# SET EXERCISE
Locate all lines with the word "indlæggelsen" and copy them out.

# EXERCISE INPUTS
--

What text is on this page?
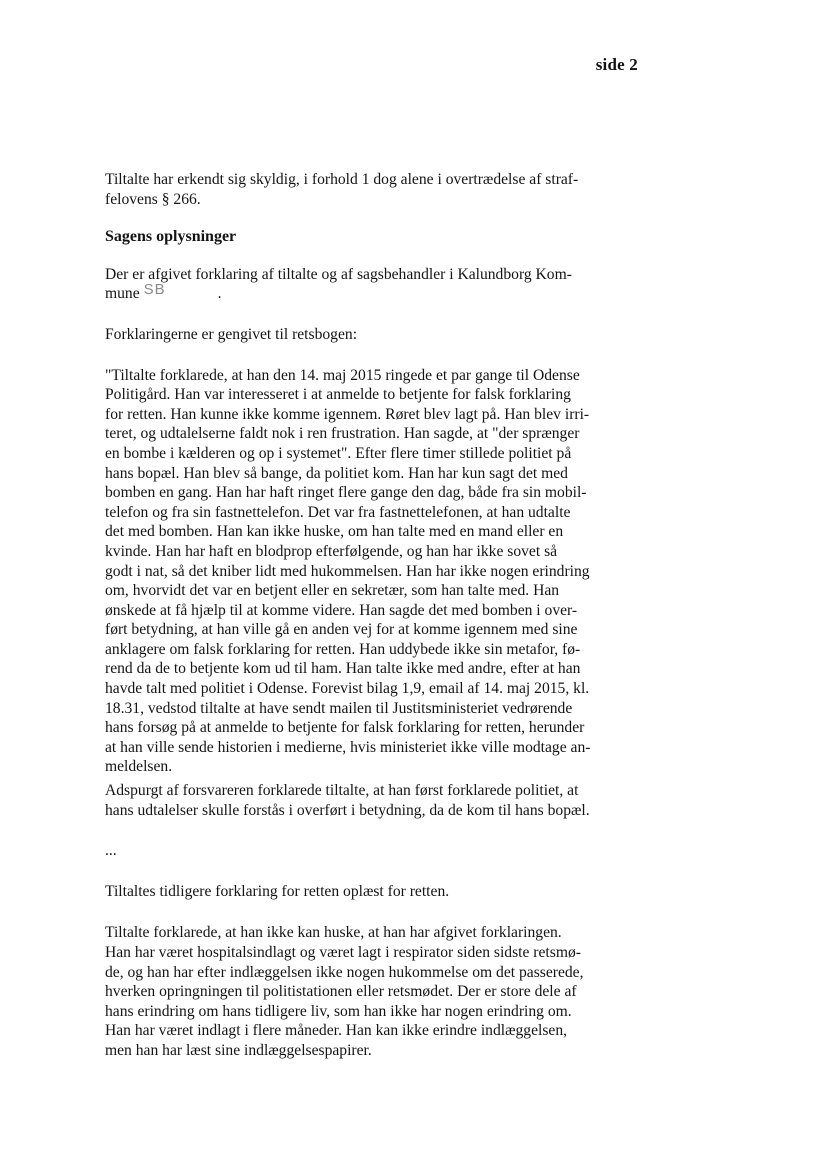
side 2

Tiltalte har erkendt sig skyldig, i forhold 1 dog alene i overtrædelse af straf-
felovens § 266.

Sagens oplysninger

Der er afgivet forklaring af tiltalte og af sagsbehandler i Kalundborg Kom-
mune SB	.

Forklaringerne er gengivet til retsbogen:

"Tiltalte forklarede, at han den 14. maj 2015 ringede et par gange til Odense
Politigård. Han var interesseret i at anmelde to betjente for falsk forklaring
for retten. Han kunne ikke komme igennem. Røret blev lagt på. Han blev irri-
teret, og udtalelserne faldt nok i ren frustration. Han sagde, at "der sprænger
en bombe i kælderen og op i systemet". Efter flere timer stillede politiet på
hans bopæl. Han blev så bange, da politiet kom. Han har kun sagt det med
bomben en gang. Han har haft ringet flere gange den dag, både fra sin mobil-
telefon og fra sin fastnettelefon. Det var fra fastnettelefonen, at han udtalte
det med bomben. Han kan ikke huske, om han talte med en mand eller en
kvinde. Han har haft en blodprop efterfølgende, og han har ikke sovet så
godt i nat, så det kniber lidt med hukommelsen. Han har ikke nogen erindring
om, hvorvidt det var en betjent eller en sekretær, som han talte med. Han
ønskede at få hjælp til at komme videre. Han sagde det med bomben i over-
ført betydning, at han ville gå en anden vej for at komme igennem med sine
anklagere om falsk forklaring for retten. Han uddybede ikke sin metafor, fø-
rend da de to betjente kom ud til ham. Han talte ikke med andre, efter at han
havde talt med politiet i Odense. Forevist bilag 1,9, email af 14. maj 2015, kl.
18.31, vedstod tiltalte at have sendt mailen til Justitsministeriet vedrørende
hans forsøg på at anmelde to betjente for falsk forklaring for retten, herunder
at han ville sende historien i medierne, hvis ministeriet ikke ville modtage an-
meldelsen.

Adspurgt af forsvareren forklarede tiltalte, at han først forklarede politiet, at
hans udtalelser skulle forstås i overført i betydning, da de kom til hans bopæl.

...

Tiltaltes tidligere forklaring for retten oplæst for retten.

Tiltalte forklarede, at han ikke kan huske, at han har afgivet forklaringen.
Han har været hospitalsindlagt og været lagt i respirator siden sidste retsmø-
de, og han har efter indlæggelsen ikke nogen hukommelse om det passerede,
hverken opringningen til politistationen eller retsmødet. Der er store dele af
hans erindring om hans tidligere liv, som han ikke har nogen erindring om.
Han har været indlagt i flere måneder. Han kan ikke erindre indlæggelsen,
men han har læst sine indlæggelsespapirer.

--

# CORRECT RESPONSE
de, og han har efter indlæggelsen ikke nogen hukommelse om det passerede,
Han har været indlagt i flere måneder. Han kan ikke erindre indlæggelsen,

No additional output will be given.